**GIVEN RECORDS**

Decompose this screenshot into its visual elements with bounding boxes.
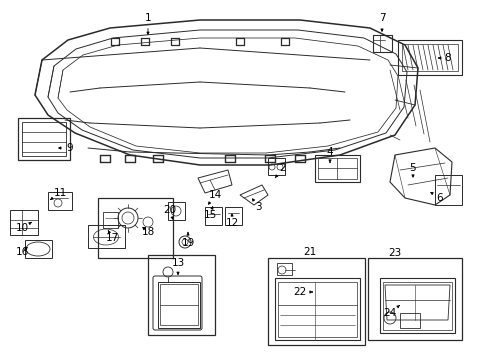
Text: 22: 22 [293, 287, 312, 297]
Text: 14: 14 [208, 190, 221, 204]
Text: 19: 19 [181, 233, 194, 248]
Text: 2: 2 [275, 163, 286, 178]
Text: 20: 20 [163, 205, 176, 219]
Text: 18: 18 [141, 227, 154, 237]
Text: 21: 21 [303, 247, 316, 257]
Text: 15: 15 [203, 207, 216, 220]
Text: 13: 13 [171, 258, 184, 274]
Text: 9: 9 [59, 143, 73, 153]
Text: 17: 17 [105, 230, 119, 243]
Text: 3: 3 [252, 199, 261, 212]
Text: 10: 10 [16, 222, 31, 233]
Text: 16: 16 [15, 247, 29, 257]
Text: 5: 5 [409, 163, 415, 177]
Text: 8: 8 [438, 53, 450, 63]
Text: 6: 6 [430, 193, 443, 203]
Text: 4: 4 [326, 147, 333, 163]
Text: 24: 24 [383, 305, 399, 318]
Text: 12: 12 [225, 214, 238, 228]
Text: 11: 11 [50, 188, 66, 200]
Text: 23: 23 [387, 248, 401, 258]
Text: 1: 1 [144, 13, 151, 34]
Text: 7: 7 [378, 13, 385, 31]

---

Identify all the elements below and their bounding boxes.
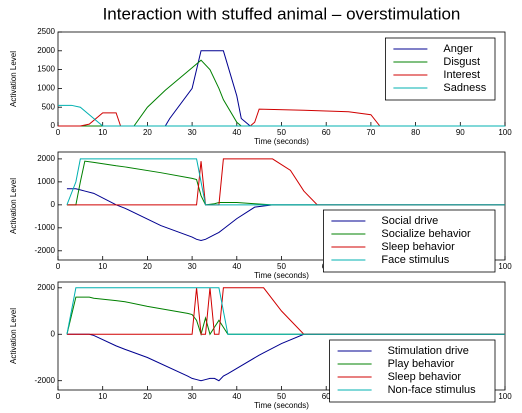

**BRIEF**
Please output the entries from the line with "Decompose this screenshot" up to and including the line with "Text: 7: 7 [378, 13, 385, 31]" as a numbered list, leaving out blank lines and pictures.

**THE RESULT**
1. Decompose this screenshot into its visual elements with bounding boxes.
2. Text: 22: 22 [293, 287, 312, 297]
3. Text: 14: 14 [208, 190, 221, 204]
4. Text: 19: 19 [181, 233, 194, 248]
5. Text: 2: 2 [275, 163, 286, 178]
6. Text: 20: 20 [163, 205, 176, 219]
7. Text: 18: 18 [141, 227, 154, 237]
8. Text: 21: 21 [303, 247, 316, 257]
9. Text: 15: 15 [203, 207, 216, 220]
10. Text: 13: 13 [171, 258, 184, 274]
11. Text: 9: 9 [59, 143, 73, 153]
12. Text: 17: 17 [105, 230, 119, 243]
13. Text: 3: 3 [252, 199, 261, 212]
14. Text: 10: 10 [16, 222, 31, 233]
15. Text: 16: 16 [15, 247, 29, 257]
16. Text: 5: 5 [409, 163, 415, 177]
17. Text: 8: 8 [438, 53, 450, 63]
18. Text: 6: 6 [430, 193, 443, 203]
19. Text: 4: 4 [326, 147, 333, 163]
20. Text: 24: 24 [383, 305, 399, 318]
21. Text: 12: 12 [225, 214, 238, 228]
22. Text: 11: 11 [50, 188, 66, 200]
23. Text: 23: 23 [387, 248, 401, 258]
24. Text: 1: 1 [144, 13, 151, 34]
25. Text: 7: 7 [378, 13, 385, 31]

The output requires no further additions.